[Entries from a dataset]
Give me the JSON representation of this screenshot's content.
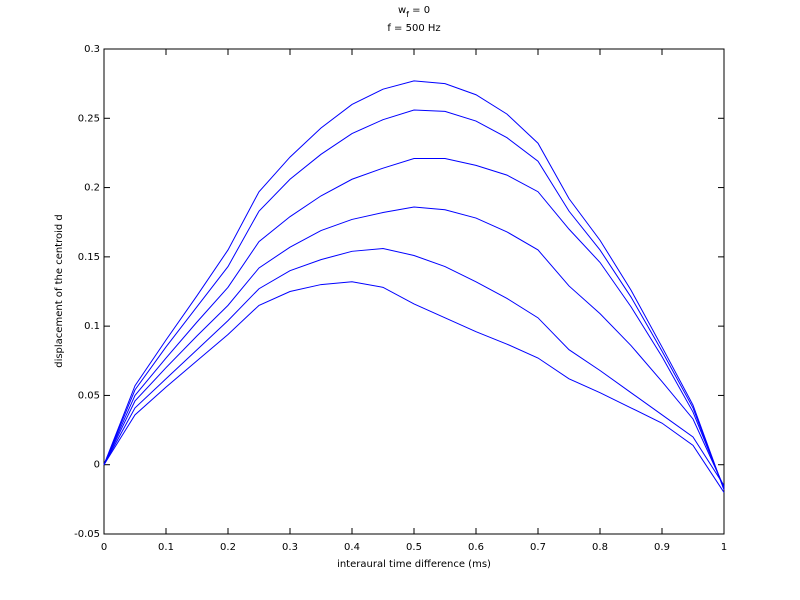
{
  "chart_data": {
    "type": "line",
    "title": [
      "w",
      "f",
      " = 0"
    ],
    "subtitle": "f = 500 Hz",
    "x_label": "interaural time difference (ms)",
    "y_label": "displacement of the centroid d",
    "x": [
      0,
      0.05,
      0.1,
      0.15,
      0.2,
      0.25,
      0.3,
      0.35,
      0.4,
      0.45,
      0.5,
      0.55,
      0.6,
      0.65,
      0.7,
      0.75,
      0.8,
      0.85,
      0.9,
      0.95,
      1
    ],
    "series": [
      {
        "color": "#0000ff",
        "values": [
          0,
          0.057,
          0.09,
          0.122,
          0.155,
          0.197,
          0.222,
          0.243,
          0.26,
          0.271,
          0.277,
          0.275,
          0.267,
          0.253,
          0.232,
          0.192,
          0.162,
          0.126,
          0.085,
          0.043,
          -0.018
        ]
      },
      {
        "color": "#0000ff",
        "values": [
          0,
          0.054,
          0.085,
          0.114,
          0.143,
          0.183,
          0.206,
          0.224,
          0.239,
          0.249,
          0.256,
          0.255,
          0.248,
          0.236,
          0.219,
          0.183,
          0.155,
          0.121,
          0.082,
          0.041,
          -0.018
        ]
      },
      {
        "color": "#0000ff",
        "values": [
          0,
          0.05,
          0.077,
          0.103,
          0.128,
          0.161,
          0.179,
          0.194,
          0.206,
          0.214,
          0.221,
          0.221,
          0.216,
          0.209,
          0.197,
          0.17,
          0.146,
          0.114,
          0.078,
          0.038,
          -0.017
        ]
      },
      {
        "color": "#0000ff",
        "values": [
          0,
          0.046,
          0.07,
          0.093,
          0.115,
          0.142,
          0.157,
          0.169,
          0.177,
          0.182,
          0.186,
          0.184,
          0.178,
          0.168,
          0.155,
          0.129,
          0.109,
          0.086,
          0.06,
          0.033,
          -0.016
        ]
      },
      {
        "color": "#0000ff",
        "values": [
          0,
          0.041,
          0.062,
          0.083,
          0.104,
          0.127,
          0.14,
          0.148,
          0.154,
          0.156,
          0.151,
          0.143,
          0.132,
          0.12,
          0.106,
          0.083,
          0.068,
          0.052,
          0.036,
          0.02,
          -0.015
        ]
      },
      {
        "color": "#0000ff",
        "values": [
          0,
          0.036,
          0.056,
          0.075,
          0.094,
          0.115,
          0.125,
          0.13,
          0.132,
          0.128,
          0.116,
          0.106,
          0.096,
          0.087,
          0.077,
          0.062,
          0.052,
          0.041,
          0.03,
          0.014,
          -0.02
        ]
      }
    ],
    "xlim": [
      0,
      1
    ],
    "xticks": [
      0,
      0.1,
      0.2,
      0.3,
      0.4,
      0.5,
      0.6,
      0.7,
      0.8,
      0.9,
      1
    ],
    "ylim": [
      -0.05,
      0.3
    ],
    "yticks": [
      -0.05,
      0,
      0.05,
      0.1,
      0.15,
      0.2,
      0.25,
      0.3
    ]
  }
}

Stated goal
Please repeat the entries exactly. Do not include the pictures.

Answer for this exercise
Give me the JSON representation of this screenshot's content.
{
  "chart_data": {
    "type": "line",
    "title": [
      "w",
      "f",
      " = 0"
    ],
    "subtitle": "f = 500 Hz",
    "x_label": "interaural time difference (ms)",
    "y_label": "displacement of the centroid d",
    "x": [
      0,
      0.05,
      0.1,
      0.15,
      0.2,
      0.25,
      0.3,
      0.35,
      0.4,
      0.45,
      0.5,
      0.55,
      0.6,
      0.65,
      0.7,
      0.75,
      0.8,
      0.85,
      0.9,
      0.95,
      1
    ],
    "series": [
      {
        "color": "#0000ff",
        "values": [
          0,
          0.057,
          0.09,
          0.122,
          0.155,
          0.197,
          0.222,
          0.243,
          0.26,
          0.271,
          0.277,
          0.275,
          0.267,
          0.253,
          0.232,
          0.192,
          0.162,
          0.126,
          0.085,
          0.043,
          -0.018
        ]
      },
      {
        "color": "#0000ff",
        "values": [
          0,
          0.054,
          0.085,
          0.114,
          0.143,
          0.183,
          0.206,
          0.224,
          0.239,
          0.249,
          0.256,
          0.255,
          0.248,
          0.236,
          0.219,
          0.183,
          0.155,
          0.121,
          0.082,
          0.041,
          -0.018
        ]
      },
      {
        "color": "#0000ff",
        "values": [
          0,
          0.05,
          0.077,
          0.103,
          0.128,
          0.161,
          0.179,
          0.194,
          0.206,
          0.214,
          0.221,
          0.221,
          0.216,
          0.209,
          0.197,
          0.17,
          0.146,
          0.114,
          0.078,
          0.038,
          -0.017
        ]
      },
      {
        "color": "#0000ff",
        "values": [
          0,
          0.046,
          0.07,
          0.093,
          0.115,
          0.142,
          0.157,
          0.169,
          0.177,
          0.182,
          0.186,
          0.184,
          0.178,
          0.168,
          0.155,
          0.129,
          0.109,
          0.086,
          0.06,
          0.033,
          -0.016
        ]
      },
      {
        "color": "#0000ff",
        "values": [
          0,
          0.041,
          0.062,
          0.083,
          0.104,
          0.127,
          0.14,
          0.148,
          0.154,
          0.156,
          0.151,
          0.143,
          0.132,
          0.12,
          0.106,
          0.083,
          0.068,
          0.052,
          0.036,
          0.02,
          -0.015
        ]
      },
      {
        "color": "#0000ff",
        "values": [
          0,
          0.036,
          0.056,
          0.075,
          0.094,
          0.115,
          0.125,
          0.13,
          0.132,
          0.128,
          0.116,
          0.106,
          0.096,
          0.087,
          0.077,
          0.062,
          0.052,
          0.041,
          0.03,
          0.014,
          -0.02
        ]
      }
    ],
    "xlim": [
      0,
      1
    ],
    "xticks": [
      0,
      0.1,
      0.2,
      0.3,
      0.4,
      0.5,
      0.6,
      0.7,
      0.8,
      0.9,
      1
    ],
    "ylim": [
      -0.05,
      0.3
    ],
    "yticks": [
      -0.05,
      0,
      0.05,
      0.1,
      0.15,
      0.2,
      0.25,
      0.3
    ]
  }
}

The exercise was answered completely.